# PAGE EXTRACT:

========

Bill and Bell showed up in his custom car hauler while I was working on the tires.  Bill and Butch worked on some stuff and Bell helped Fonda load food and sundries onto the bus.  Lisa Paul showed up for a brief visit and tour of both buses.  See also brought a postcard that her friend Derinda made.  It featured the building that houses Lisa’s Small Town Brew coffee shop.  Linda is going to post it to Madeline in the morning so it has a Twelve Mile, Indiana postmark.  It will be the first of what we hope are many such postcards from far away exotic places.  Being almost two years old we hope these mementos will provide a tangible connection to us while we are traveling.  I know her parents will use them as learning opportunities.

Linda and I took showers in the house to minimize the use of our stored water and waste tank capacity.  The six of us then drove down to The Old Mill restaurant just west of town for an earlier than normal dinner.  The restaurant also allowed us to use their dumpster to dispose of our accumulated household trash.  That was nice because Butch and Fonda had already suspended their dumpster service for the winter.

When we got back from dinner we got online and checked the weather forecast and road conditions along our planned route.  Bill had recently driven I-70 west of Indianapolis and strongly advised us to avoid going that way.  Our check of the INDOT website confirmed that we were well advised to avoid Indianapolis altogether.  We settled on SR-16 east to US-31 south to US-24 west to I-57 in Illinois.  From there we will take I-57 south to Mt. Vernon, Illinois where we will overnight at Wally World (Walmart).

Bill and Bell said they would be back in the morning to see us off (“watch this thing launch” is how Bill put it) and took their leave.  We hung out a while longer trying to be useful but mostly providing moral support and comic relief until it was time to winterize the plumbing.  Butch hooked up a line from his big shop air compressor, ran it through a pressure regulator, and attached it to the main plumbing line at the surge tank and pump.  Just like an RV he used air pressure to drain both water heaters and then had us open each fixture in turn and let the air blow the water out and down the drain.  We then filled the traps and toilet tanks with potable RV antifreeze.  The reason for using potable antifreeze is that it will eventually end up in the septic tank and drain field.

We finally retired to our coach leaving them to finish up some last minute things before retiring to their coach for the night.  We had some very tasty red grapes for dessert (and a couple of cookies) while we studied maps for our next few days of travel.  We had not really looked at them carefully before now and were surprised to find that we will not be in either Kentucky or Tennessee.  We had presumed that we would be, but I-57 runs into the extreme southwest corner of Illinois and then crosses the Mississippi River into Missouri, ending at I-55 in Sikeston.  From there we will continue south into Arkansas on I-55, which stays on the west side of the Mississippi river, until we intersect I-40 west of Memphis and head west towards Little Rock.  Thus we will never enter Kentucky or Tennessee and we will not drive through Memphis; at least not on purpose.

========

# EXTRACTED ENTRIES:

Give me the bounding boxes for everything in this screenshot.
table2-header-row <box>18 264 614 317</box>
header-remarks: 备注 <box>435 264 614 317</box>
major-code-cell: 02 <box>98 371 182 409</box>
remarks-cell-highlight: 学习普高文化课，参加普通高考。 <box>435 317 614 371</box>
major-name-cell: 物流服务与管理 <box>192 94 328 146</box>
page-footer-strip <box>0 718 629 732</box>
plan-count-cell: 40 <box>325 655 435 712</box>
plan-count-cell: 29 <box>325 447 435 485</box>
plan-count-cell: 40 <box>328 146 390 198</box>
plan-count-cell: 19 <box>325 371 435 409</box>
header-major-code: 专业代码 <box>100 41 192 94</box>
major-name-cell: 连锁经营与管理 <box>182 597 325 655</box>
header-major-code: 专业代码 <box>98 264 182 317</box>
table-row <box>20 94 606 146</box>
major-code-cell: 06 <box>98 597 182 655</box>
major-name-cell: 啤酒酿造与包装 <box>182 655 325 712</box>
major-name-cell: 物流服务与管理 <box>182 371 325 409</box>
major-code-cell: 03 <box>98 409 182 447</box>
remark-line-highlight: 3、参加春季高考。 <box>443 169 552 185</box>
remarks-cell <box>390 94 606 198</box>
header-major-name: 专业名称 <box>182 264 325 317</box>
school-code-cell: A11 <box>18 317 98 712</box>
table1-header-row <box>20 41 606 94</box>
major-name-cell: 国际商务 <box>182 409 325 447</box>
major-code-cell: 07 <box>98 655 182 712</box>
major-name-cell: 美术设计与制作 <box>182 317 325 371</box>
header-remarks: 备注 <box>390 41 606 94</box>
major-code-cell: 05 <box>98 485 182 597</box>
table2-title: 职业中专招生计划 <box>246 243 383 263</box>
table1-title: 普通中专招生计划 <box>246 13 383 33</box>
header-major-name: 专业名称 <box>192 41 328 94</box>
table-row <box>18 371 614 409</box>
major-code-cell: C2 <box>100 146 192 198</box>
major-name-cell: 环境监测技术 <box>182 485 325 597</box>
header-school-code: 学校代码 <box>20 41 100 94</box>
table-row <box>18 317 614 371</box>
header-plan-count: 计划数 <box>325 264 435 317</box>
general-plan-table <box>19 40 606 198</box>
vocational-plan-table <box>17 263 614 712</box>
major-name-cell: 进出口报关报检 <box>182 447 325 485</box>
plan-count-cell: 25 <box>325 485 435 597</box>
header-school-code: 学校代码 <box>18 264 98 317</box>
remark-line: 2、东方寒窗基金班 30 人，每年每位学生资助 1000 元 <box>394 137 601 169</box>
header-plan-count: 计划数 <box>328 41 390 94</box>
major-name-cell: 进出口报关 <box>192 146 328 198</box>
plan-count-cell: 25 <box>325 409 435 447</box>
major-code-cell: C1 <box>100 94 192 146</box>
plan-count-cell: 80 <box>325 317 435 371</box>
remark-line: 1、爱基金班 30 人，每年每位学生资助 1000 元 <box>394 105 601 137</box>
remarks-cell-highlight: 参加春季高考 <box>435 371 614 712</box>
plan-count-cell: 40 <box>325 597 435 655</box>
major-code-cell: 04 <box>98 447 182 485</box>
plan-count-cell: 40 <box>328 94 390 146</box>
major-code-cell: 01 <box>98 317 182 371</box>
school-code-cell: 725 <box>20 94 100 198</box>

========

# CHALLENGE:
Reproduce the RV trip journal above word for word, everything from "Bill and Bell said" down to "and drain field.".

# EXPECTED OUTPUT:
Bill and Bell said they would be back in the morning to see us off (“watch this thing launch” is how Bill put it) and took their leave.  We hung out a while longer trying to be useful but mostly providing moral support and comic relief until it was time to winterize the plumbing.  Butch hooked up a line from his big shop air compressor, ran it through a pressure regulator, and attached it to the main plumbing line at the surge tank and pump.  Just like an RV he used air pressure to drain both water heaters and then had us open each fixture in turn and let the air blow the water out and down the drain.  We then filled the traps and toilet tanks with potable RV antifreeze.  The reason for using potable antifreeze is that it will eventually end up in the septic tank and drain field.